(WRITTEN EXERCISE) Keep the pictures out and restate every record exactly.

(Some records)

• • •

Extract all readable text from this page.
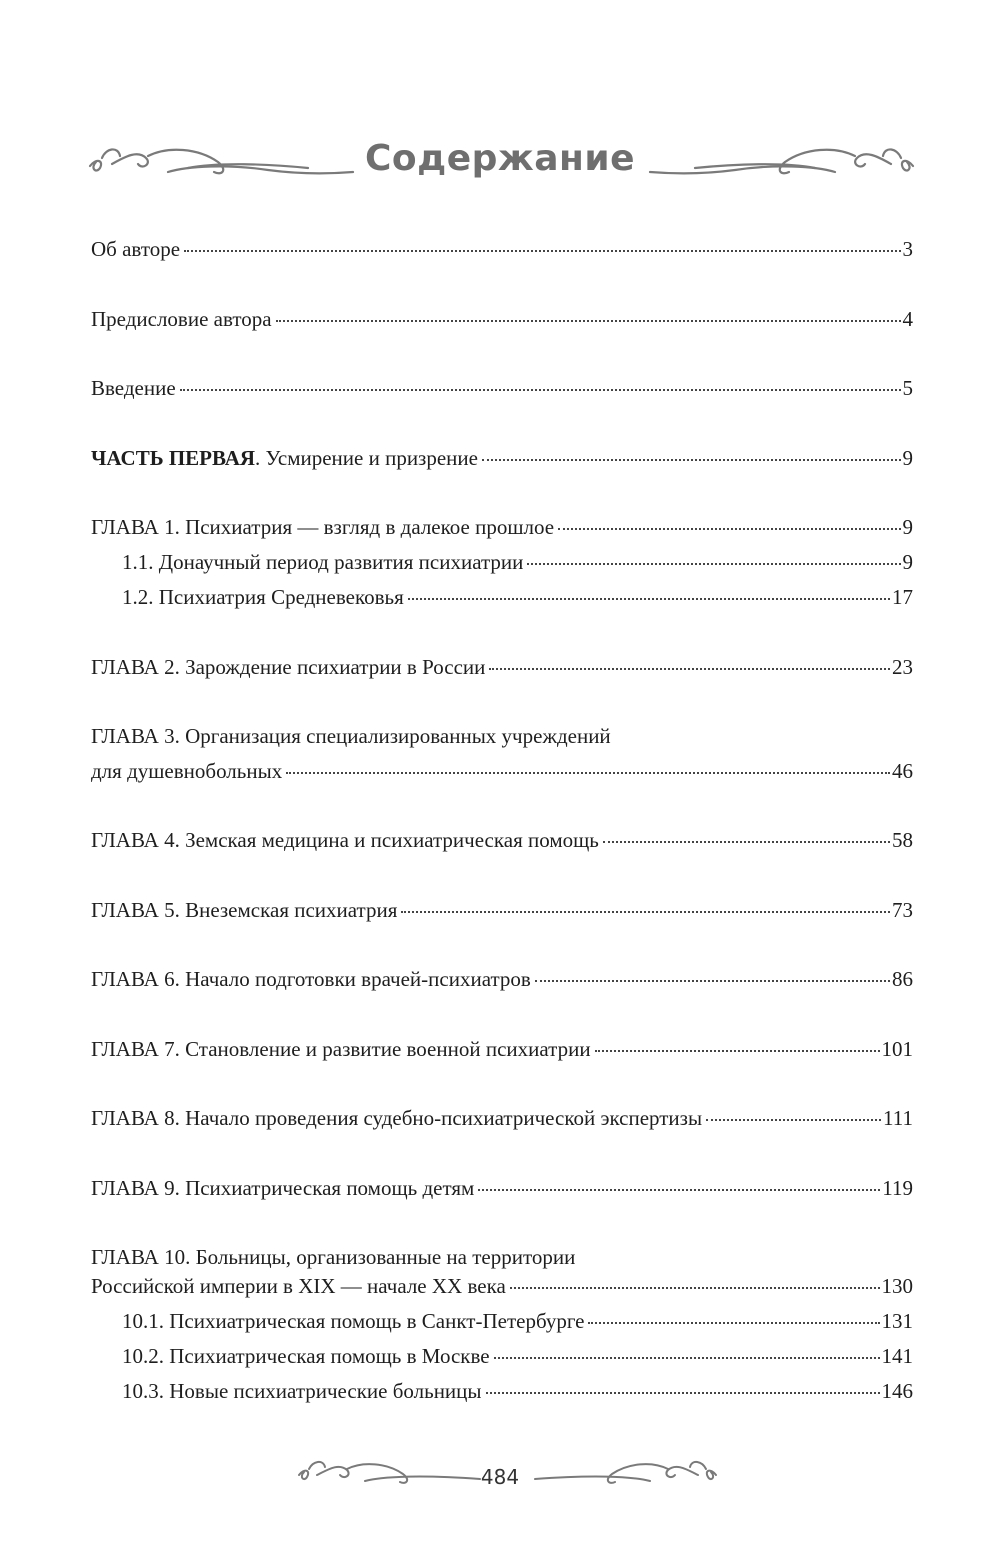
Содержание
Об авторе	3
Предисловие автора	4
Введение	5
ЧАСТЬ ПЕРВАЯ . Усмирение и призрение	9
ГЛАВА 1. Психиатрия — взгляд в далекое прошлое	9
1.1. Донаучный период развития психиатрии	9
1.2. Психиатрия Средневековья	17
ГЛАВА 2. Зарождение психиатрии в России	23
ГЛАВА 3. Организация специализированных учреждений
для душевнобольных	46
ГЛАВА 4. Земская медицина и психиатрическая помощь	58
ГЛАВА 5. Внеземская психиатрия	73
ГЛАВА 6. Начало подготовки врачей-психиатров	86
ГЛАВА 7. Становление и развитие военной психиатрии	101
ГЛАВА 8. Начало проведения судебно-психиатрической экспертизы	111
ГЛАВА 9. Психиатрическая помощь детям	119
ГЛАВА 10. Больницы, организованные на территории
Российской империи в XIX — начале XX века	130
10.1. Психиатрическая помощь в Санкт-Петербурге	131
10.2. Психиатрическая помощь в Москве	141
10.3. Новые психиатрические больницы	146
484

• • •

(RESPONSE FOR THIS EXERCISE)
Extract all readable text from this page.
Содержание
Об авторе	3
Предисловие автора	4
Введение	5
ЧАСТЬ ПЕРВАЯ . Усмирение и призрение	9
ГЛАВА 1. Психиатрия — взгляд в далекое прошлое	9
1.1. Донаучный период развития психиатрии	9
1.2. Психиатрия Средневековья	17
ГЛАВА 2. Зарождение психиатрии в России	23
ГЛАВА 3. Организация специализированных учреждений
для душевнобольных	46
ГЛАВА 4. Земская медицина и психиатрическая помощь	58
ГЛАВА 5. Внеземская психиатрия	73
ГЛАВА 6. Начало подготовки врачей-психиатров	86
ГЛАВА 7. Становление и развитие военной психиатрии	101
ГЛАВА 8. Начало проведения судебно-психиатрической экспертизы	111
ГЛАВА 9. Психиатрическая помощь детям	119
ГЛАВА 10. Больницы, организованные на территории
Российской империи в XIX — начале XX века	130
10.1. Психиатрическая помощь в Санкт-Петербурге	131
10.2. Психиатрическая помощь в Москве	141
10.3. Новые психиатрические больницы	146
484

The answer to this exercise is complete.